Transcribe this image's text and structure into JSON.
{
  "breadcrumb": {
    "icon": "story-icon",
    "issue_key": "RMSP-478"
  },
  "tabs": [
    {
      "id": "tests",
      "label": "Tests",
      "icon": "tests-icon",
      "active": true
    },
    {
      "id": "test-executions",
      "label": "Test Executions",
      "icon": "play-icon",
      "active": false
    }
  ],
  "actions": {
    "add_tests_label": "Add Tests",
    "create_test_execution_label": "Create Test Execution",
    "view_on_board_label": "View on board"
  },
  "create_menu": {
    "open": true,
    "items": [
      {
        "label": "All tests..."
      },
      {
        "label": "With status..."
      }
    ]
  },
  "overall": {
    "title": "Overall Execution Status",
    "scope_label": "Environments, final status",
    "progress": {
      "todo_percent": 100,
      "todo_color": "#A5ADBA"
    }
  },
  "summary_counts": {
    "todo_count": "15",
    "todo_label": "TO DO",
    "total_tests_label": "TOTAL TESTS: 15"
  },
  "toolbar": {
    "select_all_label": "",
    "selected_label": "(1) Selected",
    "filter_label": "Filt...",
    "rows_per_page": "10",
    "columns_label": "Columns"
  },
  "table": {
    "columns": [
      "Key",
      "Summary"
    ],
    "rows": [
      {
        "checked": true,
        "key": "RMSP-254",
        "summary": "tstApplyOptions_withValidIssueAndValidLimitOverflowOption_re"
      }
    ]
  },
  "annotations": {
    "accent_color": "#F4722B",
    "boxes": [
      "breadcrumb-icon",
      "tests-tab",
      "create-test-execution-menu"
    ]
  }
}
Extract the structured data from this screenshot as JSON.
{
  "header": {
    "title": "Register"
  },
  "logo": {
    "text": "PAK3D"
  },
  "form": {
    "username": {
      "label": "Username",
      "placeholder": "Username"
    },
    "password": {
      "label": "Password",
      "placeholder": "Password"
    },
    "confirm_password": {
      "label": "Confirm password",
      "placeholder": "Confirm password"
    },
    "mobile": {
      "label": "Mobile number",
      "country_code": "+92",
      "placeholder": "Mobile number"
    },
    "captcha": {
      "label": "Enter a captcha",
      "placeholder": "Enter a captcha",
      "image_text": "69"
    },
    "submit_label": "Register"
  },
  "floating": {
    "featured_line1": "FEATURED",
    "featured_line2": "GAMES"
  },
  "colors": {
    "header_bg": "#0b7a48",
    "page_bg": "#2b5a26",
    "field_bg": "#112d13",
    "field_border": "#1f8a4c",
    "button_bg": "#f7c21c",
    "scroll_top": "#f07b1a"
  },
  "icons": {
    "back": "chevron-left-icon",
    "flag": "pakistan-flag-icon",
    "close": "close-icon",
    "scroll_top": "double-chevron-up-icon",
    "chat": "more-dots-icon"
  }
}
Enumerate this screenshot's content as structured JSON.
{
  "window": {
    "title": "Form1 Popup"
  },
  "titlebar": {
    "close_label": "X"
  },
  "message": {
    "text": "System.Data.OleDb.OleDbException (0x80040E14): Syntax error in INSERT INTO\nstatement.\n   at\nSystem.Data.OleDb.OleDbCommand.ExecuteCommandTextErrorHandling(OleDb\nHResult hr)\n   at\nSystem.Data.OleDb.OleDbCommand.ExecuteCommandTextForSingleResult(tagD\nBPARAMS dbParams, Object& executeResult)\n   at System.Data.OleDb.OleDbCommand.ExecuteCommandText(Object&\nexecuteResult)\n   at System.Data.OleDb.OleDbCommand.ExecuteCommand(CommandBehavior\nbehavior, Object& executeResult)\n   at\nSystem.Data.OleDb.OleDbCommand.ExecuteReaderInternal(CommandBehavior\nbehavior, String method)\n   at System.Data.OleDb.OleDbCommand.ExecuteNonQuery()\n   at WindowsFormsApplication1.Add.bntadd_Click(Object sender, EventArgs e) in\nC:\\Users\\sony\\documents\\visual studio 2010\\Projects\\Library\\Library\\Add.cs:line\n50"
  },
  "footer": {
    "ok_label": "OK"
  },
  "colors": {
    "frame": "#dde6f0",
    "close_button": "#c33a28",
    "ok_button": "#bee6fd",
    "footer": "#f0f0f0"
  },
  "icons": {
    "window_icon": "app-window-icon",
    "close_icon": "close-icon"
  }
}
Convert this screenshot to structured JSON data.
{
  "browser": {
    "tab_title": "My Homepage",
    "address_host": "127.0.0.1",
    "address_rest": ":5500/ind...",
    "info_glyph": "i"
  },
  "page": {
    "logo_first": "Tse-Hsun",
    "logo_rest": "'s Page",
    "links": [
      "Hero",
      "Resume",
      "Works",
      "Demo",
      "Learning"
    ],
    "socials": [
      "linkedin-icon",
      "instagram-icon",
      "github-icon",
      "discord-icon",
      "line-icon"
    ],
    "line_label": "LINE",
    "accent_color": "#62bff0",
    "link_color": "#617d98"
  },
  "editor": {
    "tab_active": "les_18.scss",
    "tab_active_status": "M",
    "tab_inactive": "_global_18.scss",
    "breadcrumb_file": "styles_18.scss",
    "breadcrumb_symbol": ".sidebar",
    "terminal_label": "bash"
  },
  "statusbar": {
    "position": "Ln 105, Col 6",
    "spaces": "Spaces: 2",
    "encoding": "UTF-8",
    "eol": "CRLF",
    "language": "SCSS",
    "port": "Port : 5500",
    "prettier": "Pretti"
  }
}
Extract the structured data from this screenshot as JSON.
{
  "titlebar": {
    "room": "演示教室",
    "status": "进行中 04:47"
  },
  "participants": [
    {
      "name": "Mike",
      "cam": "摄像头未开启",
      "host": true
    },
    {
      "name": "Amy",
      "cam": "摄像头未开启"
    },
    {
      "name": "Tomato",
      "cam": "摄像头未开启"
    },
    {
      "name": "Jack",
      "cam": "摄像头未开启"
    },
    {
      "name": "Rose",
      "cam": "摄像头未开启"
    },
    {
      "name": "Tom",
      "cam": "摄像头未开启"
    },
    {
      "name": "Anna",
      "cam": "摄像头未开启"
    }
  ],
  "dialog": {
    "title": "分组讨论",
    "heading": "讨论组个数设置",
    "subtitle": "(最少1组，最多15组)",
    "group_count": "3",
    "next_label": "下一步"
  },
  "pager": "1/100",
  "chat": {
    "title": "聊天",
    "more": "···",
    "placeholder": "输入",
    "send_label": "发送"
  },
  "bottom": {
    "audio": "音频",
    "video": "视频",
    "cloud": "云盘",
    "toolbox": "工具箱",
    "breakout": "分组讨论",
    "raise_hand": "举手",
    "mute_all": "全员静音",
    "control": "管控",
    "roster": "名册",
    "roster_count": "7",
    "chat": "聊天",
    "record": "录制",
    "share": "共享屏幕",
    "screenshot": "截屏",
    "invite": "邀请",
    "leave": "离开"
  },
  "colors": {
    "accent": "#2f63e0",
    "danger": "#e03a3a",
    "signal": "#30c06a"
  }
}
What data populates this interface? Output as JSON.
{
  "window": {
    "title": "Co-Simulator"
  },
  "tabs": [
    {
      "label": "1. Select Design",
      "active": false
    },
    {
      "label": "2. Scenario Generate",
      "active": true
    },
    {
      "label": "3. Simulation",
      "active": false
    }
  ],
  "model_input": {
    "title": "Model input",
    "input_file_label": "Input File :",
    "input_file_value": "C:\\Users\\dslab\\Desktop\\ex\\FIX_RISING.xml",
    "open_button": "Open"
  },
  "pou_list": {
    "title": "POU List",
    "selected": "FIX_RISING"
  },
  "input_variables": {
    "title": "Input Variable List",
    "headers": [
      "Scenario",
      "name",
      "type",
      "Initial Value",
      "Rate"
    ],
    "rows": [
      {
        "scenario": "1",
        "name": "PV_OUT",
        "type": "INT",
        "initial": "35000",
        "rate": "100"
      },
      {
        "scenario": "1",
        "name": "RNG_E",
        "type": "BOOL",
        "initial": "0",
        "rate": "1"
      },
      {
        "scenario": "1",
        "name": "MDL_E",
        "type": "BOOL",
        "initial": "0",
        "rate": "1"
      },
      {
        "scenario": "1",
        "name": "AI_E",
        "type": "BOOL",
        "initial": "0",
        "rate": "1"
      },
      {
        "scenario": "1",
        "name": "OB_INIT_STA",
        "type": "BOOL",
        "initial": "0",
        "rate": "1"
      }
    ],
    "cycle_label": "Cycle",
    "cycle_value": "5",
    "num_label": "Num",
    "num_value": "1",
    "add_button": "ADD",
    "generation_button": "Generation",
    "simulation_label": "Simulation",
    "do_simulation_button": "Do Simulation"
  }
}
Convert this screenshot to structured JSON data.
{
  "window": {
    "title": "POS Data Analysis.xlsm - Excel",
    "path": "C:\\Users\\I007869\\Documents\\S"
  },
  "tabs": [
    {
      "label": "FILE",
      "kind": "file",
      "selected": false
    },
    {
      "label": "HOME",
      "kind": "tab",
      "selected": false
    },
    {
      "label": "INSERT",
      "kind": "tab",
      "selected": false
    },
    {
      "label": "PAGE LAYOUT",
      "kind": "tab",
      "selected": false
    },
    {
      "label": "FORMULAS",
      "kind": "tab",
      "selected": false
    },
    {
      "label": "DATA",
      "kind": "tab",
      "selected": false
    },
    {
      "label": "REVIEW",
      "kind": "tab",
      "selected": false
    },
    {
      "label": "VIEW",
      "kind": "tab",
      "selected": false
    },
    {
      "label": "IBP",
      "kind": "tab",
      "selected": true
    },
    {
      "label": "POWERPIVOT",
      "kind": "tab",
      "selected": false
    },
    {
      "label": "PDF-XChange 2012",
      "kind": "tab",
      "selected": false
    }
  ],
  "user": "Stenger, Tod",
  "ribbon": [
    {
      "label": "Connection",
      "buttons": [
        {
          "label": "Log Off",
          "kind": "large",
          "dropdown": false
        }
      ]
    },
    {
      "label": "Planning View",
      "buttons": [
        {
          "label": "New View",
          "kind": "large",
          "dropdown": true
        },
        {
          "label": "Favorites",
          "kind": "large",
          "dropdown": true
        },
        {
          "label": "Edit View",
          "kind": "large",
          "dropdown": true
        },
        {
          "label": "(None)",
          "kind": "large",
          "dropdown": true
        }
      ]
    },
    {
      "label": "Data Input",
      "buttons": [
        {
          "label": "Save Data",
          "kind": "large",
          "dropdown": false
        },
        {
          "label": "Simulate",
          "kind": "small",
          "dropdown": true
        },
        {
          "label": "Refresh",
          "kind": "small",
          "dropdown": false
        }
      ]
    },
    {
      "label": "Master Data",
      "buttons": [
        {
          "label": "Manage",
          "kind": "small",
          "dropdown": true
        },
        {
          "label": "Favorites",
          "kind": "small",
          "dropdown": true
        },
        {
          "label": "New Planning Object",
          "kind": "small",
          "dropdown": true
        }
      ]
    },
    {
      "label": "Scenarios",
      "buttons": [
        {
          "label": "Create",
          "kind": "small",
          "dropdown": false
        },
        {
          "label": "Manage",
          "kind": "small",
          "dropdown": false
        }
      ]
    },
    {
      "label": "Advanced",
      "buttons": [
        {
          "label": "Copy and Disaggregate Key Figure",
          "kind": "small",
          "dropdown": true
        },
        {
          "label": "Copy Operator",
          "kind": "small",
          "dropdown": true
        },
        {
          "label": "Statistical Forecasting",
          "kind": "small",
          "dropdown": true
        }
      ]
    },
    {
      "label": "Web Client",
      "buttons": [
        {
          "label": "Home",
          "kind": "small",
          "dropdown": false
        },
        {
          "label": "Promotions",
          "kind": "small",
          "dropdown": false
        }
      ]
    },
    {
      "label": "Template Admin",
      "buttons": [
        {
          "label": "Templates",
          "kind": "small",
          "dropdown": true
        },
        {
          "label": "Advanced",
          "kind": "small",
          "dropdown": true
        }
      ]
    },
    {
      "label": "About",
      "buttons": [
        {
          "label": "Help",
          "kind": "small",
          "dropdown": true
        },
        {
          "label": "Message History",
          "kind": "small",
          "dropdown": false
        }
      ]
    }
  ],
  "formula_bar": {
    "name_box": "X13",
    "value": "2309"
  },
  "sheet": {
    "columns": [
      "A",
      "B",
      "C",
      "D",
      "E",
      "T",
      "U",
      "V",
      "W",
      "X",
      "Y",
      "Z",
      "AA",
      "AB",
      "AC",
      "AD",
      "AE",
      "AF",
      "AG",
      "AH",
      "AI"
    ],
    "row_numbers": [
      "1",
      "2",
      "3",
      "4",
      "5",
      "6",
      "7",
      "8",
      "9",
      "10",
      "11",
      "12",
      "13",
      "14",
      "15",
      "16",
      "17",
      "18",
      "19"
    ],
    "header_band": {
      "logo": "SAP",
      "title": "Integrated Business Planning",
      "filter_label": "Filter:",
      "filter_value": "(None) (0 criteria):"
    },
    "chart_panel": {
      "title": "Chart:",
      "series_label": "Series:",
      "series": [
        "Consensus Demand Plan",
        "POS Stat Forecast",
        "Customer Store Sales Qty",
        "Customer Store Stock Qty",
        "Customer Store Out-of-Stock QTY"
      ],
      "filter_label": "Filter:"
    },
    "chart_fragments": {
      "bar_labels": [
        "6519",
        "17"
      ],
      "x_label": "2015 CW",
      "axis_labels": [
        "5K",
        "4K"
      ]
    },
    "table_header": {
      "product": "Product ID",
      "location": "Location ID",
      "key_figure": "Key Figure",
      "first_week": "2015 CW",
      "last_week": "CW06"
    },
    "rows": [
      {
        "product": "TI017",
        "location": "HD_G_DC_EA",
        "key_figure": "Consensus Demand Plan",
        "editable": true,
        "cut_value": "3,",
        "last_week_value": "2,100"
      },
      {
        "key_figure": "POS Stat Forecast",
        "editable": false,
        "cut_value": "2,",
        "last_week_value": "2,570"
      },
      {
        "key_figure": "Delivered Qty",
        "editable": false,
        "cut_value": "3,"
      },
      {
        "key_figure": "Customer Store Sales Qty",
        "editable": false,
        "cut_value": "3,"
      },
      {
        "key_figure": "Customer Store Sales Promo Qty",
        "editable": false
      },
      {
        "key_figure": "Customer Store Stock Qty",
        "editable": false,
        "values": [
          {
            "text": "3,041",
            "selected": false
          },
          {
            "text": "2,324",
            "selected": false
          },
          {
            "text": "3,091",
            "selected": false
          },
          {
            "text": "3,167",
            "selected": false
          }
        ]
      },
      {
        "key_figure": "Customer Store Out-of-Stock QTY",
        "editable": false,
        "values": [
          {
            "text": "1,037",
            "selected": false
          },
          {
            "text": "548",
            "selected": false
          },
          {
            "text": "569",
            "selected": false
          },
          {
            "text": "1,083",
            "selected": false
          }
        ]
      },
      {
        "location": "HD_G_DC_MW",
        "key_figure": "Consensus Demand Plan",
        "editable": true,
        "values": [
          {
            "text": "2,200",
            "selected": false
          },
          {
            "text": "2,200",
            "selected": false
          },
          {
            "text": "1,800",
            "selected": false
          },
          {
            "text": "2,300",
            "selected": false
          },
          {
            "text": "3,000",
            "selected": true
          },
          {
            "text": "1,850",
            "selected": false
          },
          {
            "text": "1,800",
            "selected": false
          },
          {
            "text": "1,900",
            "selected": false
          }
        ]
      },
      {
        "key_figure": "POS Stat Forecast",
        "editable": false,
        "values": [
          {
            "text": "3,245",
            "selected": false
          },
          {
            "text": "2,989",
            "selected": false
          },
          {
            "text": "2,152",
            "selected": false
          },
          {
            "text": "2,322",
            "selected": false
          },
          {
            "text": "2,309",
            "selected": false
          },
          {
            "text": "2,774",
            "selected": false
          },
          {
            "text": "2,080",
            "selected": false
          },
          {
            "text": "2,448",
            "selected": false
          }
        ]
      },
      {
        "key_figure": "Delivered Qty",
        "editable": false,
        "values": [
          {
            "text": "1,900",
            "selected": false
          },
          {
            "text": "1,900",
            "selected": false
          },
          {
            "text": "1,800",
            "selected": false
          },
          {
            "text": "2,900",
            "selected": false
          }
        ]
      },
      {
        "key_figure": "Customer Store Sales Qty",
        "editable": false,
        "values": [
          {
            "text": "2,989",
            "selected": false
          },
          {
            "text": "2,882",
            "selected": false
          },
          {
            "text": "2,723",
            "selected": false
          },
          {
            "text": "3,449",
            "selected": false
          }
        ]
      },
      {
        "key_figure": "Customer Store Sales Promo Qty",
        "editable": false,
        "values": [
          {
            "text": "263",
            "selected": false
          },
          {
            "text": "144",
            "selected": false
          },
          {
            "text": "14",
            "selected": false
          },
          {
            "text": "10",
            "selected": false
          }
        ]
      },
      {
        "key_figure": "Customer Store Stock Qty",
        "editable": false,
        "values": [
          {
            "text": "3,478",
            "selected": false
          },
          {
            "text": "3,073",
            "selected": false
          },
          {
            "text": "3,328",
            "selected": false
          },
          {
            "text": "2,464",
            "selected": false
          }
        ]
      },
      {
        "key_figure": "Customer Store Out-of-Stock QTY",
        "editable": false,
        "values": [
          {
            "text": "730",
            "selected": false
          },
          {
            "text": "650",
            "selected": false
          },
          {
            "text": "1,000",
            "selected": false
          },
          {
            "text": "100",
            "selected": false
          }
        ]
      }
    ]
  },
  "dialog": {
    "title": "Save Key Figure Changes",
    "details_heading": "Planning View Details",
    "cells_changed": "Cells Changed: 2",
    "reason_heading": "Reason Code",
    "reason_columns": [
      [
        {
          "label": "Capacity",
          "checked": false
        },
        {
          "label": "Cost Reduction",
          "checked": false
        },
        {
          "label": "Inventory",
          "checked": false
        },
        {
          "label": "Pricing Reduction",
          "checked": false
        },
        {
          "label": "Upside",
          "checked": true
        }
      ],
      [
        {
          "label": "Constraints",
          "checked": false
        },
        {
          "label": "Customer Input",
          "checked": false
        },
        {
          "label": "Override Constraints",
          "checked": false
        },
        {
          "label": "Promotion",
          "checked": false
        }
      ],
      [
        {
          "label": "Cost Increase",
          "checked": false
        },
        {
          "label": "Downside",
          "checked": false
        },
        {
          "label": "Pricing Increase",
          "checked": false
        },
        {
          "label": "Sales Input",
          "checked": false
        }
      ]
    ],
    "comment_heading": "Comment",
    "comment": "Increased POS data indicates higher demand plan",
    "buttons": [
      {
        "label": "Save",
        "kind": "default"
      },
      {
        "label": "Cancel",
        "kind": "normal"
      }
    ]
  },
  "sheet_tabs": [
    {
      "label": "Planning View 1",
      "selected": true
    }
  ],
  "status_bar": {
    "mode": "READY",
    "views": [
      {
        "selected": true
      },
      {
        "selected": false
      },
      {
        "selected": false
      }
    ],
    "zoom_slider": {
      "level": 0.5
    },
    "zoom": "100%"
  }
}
▬▬▬▬▬▬
**What needs to be done:** Search the entries for the word "Cost" and gather every line where it appears.

**Expected output:**
          "label": "Cost Reduction",
          "label": "Cost Increase",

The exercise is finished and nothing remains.